### Data entries

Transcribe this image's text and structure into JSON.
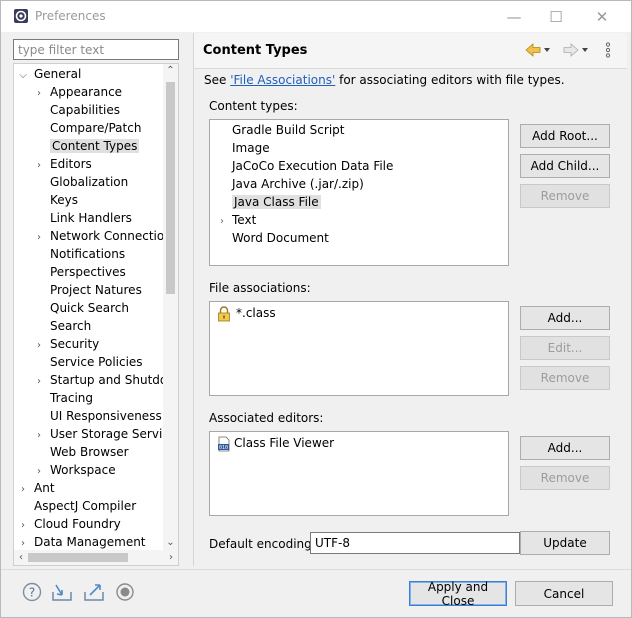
{
  "window": {
    "title": "Preferences",
    "minimize": "—",
    "maximize": "☐",
    "close": "✕"
  },
  "filter": {
    "placeholder": "type filter text",
    "value": ""
  },
  "tree": {
    "items": [
      {
        "label": "General",
        "arrow": "⌵",
        "indent": 0
      },
      {
        "label": "Appearance",
        "arrow": "›",
        "indent": 1
      },
      {
        "label": "Capabilities",
        "arrow": "",
        "indent": 1
      },
      {
        "label": "Compare/Patch",
        "arrow": "",
        "indent": 1
      },
      {
        "label": "Content Types",
        "arrow": "",
        "indent": 1,
        "selected": true
      },
      {
        "label": "Editors",
        "arrow": "›",
        "indent": 1
      },
      {
        "label": "Globalization",
        "arrow": "",
        "indent": 1
      },
      {
        "label": "Keys",
        "arrow": "",
        "indent": 1
      },
      {
        "label": "Link Handlers",
        "arrow": "",
        "indent": 1
      },
      {
        "label": "Network Connection",
        "arrow": "›",
        "indent": 1
      },
      {
        "label": "Notifications",
        "arrow": "",
        "indent": 1
      },
      {
        "label": "Perspectives",
        "arrow": "",
        "indent": 1
      },
      {
        "label": "Project Natures",
        "arrow": "",
        "indent": 1
      },
      {
        "label": "Quick Search",
        "arrow": "",
        "indent": 1
      },
      {
        "label": "Search",
        "arrow": "",
        "indent": 1
      },
      {
        "label": "Security",
        "arrow": "›",
        "indent": 1
      },
      {
        "label": "Service Policies",
        "arrow": "",
        "indent": 1
      },
      {
        "label": "Startup and Shutdow",
        "arrow": "›",
        "indent": 1
      },
      {
        "label": "Tracing",
        "arrow": "",
        "indent": 1
      },
      {
        "label": "UI Responsiveness M",
        "arrow": "",
        "indent": 1
      },
      {
        "label": "User Storage Service",
        "arrow": "›",
        "indent": 1
      },
      {
        "label": "Web Browser",
        "arrow": "",
        "indent": 1
      },
      {
        "label": "Workspace",
        "arrow": "›",
        "indent": 1
      },
      {
        "label": "Ant",
        "arrow": "›",
        "indent": 0
      },
      {
        "label": "AspectJ Compiler",
        "arrow": "",
        "indent": 0
      },
      {
        "label": "Cloud Foundry",
        "arrow": "›",
        "indent": 0
      },
      {
        "label": "Data Management",
        "arrow": "›",
        "indent": 0
      }
    ]
  },
  "page": {
    "title": "Content Types",
    "see_prefix": "See ",
    "see_link": "'File Associations'",
    "see_suffix": " for associating editors with file types.",
    "content_types_label": "Content types:",
    "content_types": [
      {
        "label": "Gradle Build Script",
        "arrow": ""
      },
      {
        "label": "Image",
        "arrow": ""
      },
      {
        "label": "JaCoCo Execution Data File",
        "arrow": ""
      },
      {
        "label": "Java Archive (.jar/.zip)",
        "arrow": ""
      },
      {
        "label": "Java Class File",
        "arrow": "",
        "selected": true
      },
      {
        "label": "Text",
        "arrow": "›"
      },
      {
        "label": "Word Document",
        "arrow": ""
      }
    ],
    "add_root": "Add Root...",
    "add_child": "Add Child...",
    "remove_1": "Remove",
    "file_assoc_label": "File associations:",
    "file_assoc": [
      {
        "label": "*.class"
      }
    ],
    "add_1": "Add...",
    "edit": "Edit...",
    "remove_2": "Remove",
    "assoc_editors_label": "Associated editors:",
    "assoc_editors": [
      {
        "label": "Class File Viewer"
      }
    ],
    "add_2": "Add...",
    "remove_3": "Remove",
    "encoding_label": "Default encoding:",
    "encoding_value": "UTF-8",
    "update": "Update"
  },
  "bottom": {
    "apply_close": "Apply and Close",
    "cancel": "Cancel"
  }
}
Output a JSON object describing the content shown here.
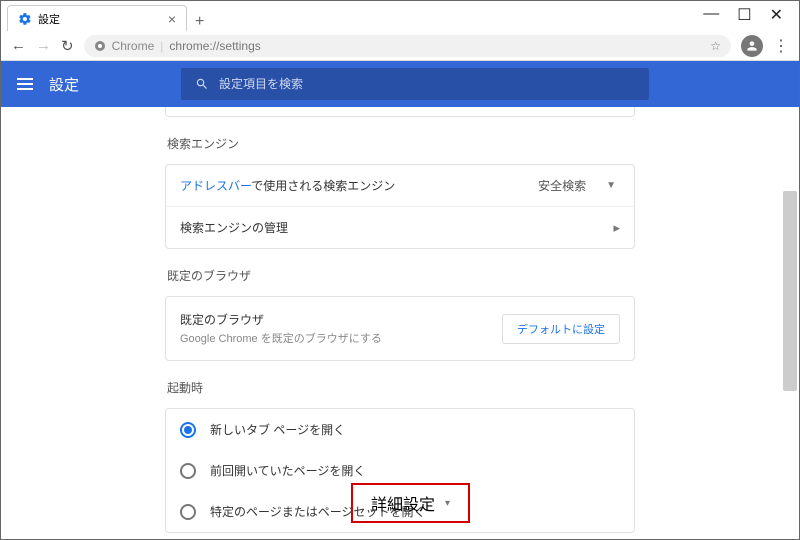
{
  "tab": {
    "title": "設定"
  },
  "addressbar": {
    "chrome_label": "Chrome",
    "url": "chrome://settings"
  },
  "header": {
    "title": "設定",
    "search_placeholder": "設定項目を検索"
  },
  "sections": {
    "search_engine": {
      "heading": "検索エンジン",
      "row1_prefix": "アドレスバー",
      "row1_suffix": "で使用される検索エンジン",
      "selected": "安全検索",
      "row2": "検索エンジンの管理"
    },
    "default_browser": {
      "heading": "既定のブラウザ",
      "title": "既定のブラウザ",
      "subtitle": "Google Chrome を既定のブラウザにする",
      "button": "デフォルトに設定"
    },
    "startup": {
      "heading": "起動時",
      "opt1": "新しいタブ ページを開く",
      "opt2": "前回開いていたページを開く",
      "opt3": "特定のページまたはページセットを開く"
    },
    "advanced": "詳細設定"
  }
}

### Description of the task
Gather up the lines that contain the word "JSON".

### Exercise solution
Transcribe this image's text and structure into JSON.
Output a JSON object describing the content shown here.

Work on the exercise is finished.